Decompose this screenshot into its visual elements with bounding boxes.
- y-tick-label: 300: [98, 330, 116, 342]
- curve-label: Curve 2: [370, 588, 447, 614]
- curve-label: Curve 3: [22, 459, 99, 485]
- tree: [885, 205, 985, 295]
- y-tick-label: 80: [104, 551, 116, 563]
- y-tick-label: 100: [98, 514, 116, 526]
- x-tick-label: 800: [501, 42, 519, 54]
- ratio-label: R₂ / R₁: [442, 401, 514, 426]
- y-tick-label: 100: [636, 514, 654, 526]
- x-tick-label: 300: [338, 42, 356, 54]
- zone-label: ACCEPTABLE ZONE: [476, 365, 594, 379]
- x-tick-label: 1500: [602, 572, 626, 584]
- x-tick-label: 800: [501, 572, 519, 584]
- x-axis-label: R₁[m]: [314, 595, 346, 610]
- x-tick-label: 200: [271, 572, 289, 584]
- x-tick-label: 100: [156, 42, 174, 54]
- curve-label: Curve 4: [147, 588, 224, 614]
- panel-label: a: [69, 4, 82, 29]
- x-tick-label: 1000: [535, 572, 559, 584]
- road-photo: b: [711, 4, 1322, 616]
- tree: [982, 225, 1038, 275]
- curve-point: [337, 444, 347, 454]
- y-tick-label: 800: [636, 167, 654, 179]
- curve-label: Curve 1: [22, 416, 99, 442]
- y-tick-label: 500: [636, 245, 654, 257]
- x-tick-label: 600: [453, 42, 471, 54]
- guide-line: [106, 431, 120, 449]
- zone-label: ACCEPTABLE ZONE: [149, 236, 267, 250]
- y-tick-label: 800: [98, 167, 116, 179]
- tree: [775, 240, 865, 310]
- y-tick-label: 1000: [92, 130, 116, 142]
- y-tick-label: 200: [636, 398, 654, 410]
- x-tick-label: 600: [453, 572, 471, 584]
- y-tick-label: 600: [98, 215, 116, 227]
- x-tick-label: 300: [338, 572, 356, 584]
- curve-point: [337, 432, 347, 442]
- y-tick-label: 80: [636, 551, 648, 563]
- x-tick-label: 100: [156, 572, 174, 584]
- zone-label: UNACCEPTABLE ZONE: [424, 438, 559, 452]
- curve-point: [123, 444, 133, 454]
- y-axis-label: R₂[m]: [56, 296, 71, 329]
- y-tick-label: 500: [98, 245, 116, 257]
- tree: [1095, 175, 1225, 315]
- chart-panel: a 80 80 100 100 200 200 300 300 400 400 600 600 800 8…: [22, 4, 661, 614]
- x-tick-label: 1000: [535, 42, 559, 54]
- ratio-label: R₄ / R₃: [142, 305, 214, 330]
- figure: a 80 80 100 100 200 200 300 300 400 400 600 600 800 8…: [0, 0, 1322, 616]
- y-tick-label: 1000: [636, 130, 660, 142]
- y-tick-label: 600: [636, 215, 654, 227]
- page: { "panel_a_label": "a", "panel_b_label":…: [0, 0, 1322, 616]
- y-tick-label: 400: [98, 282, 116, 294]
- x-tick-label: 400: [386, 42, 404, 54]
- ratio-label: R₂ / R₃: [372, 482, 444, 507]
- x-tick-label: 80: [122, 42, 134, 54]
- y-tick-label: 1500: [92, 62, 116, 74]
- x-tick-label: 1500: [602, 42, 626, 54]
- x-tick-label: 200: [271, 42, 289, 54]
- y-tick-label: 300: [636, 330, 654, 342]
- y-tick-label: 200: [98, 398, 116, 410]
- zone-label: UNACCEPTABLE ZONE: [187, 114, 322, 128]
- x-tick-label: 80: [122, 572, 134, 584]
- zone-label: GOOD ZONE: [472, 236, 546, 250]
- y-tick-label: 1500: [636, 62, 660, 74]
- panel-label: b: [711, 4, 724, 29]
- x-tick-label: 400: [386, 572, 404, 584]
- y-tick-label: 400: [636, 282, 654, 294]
---+---
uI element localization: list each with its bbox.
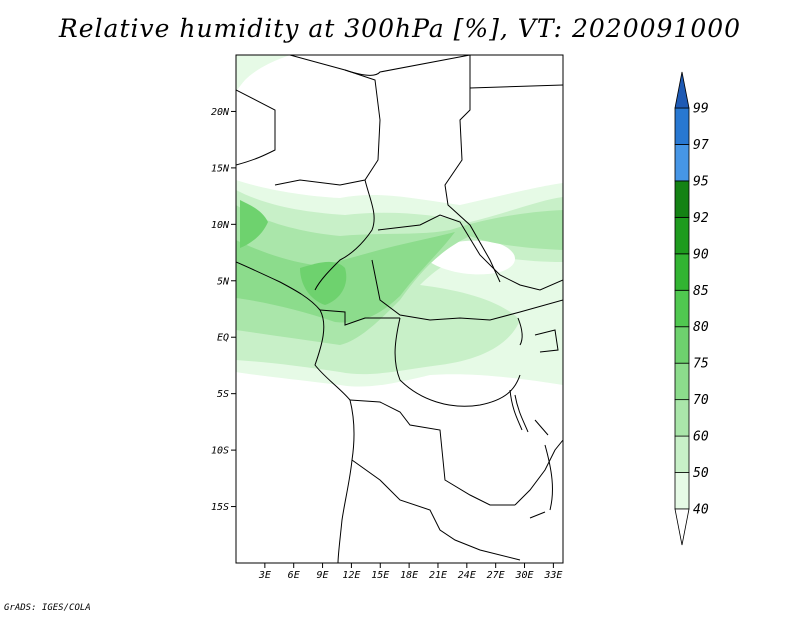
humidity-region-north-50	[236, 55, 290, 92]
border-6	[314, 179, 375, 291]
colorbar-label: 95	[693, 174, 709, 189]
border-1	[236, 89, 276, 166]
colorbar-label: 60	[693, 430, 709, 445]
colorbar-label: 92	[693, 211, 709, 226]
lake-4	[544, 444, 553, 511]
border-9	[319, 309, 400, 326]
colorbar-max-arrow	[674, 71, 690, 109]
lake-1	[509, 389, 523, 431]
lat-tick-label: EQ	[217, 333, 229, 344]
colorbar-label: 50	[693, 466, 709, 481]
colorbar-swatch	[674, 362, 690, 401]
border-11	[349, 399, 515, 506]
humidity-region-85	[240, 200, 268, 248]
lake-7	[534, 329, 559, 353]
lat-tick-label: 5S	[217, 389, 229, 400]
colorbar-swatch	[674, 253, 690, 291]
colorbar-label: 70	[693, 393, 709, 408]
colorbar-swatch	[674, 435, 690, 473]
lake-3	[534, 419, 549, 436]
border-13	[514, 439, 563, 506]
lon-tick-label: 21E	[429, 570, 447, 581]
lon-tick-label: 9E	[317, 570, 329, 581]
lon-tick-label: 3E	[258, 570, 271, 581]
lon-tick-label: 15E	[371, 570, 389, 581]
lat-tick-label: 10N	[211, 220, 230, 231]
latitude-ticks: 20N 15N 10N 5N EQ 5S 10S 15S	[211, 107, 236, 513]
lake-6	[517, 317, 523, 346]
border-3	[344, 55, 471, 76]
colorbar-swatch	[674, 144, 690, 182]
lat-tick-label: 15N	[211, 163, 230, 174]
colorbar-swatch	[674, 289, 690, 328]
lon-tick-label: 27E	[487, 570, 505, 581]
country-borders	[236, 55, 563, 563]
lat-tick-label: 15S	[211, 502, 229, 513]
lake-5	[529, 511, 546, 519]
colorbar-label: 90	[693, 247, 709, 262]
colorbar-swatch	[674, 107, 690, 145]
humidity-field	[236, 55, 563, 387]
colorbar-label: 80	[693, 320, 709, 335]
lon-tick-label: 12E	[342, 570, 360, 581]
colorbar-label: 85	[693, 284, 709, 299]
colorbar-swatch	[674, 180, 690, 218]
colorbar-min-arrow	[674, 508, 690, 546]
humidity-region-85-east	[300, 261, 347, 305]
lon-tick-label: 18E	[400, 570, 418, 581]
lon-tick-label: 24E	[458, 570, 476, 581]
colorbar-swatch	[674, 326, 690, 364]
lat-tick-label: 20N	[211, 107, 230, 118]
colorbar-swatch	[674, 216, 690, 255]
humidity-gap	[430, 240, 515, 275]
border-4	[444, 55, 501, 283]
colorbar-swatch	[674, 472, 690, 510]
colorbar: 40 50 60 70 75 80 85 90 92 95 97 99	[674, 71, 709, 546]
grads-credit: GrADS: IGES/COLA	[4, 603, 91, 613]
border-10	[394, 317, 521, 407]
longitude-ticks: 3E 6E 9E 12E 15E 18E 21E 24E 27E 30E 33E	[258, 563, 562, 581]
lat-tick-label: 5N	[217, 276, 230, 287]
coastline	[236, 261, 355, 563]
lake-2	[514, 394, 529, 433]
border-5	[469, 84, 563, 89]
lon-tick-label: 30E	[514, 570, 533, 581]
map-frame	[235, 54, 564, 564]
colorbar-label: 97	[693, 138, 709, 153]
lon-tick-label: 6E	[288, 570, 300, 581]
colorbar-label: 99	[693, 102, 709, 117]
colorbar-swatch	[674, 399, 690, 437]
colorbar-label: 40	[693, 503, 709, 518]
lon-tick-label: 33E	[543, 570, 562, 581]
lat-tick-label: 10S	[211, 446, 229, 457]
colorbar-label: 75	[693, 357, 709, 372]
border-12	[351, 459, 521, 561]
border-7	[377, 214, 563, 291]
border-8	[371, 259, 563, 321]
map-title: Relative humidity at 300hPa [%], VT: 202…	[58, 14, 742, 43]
---+---
BRIEF
Pull out every line of the material above that contains the word "UNACCEPTABLE".

OUTPUT OF THE TASK
- zone-label: UNACCEPTABLE ZONE: [424, 438, 559, 452]
- zone-label: UNACCEPTABLE ZONE: [187, 114, 322, 128]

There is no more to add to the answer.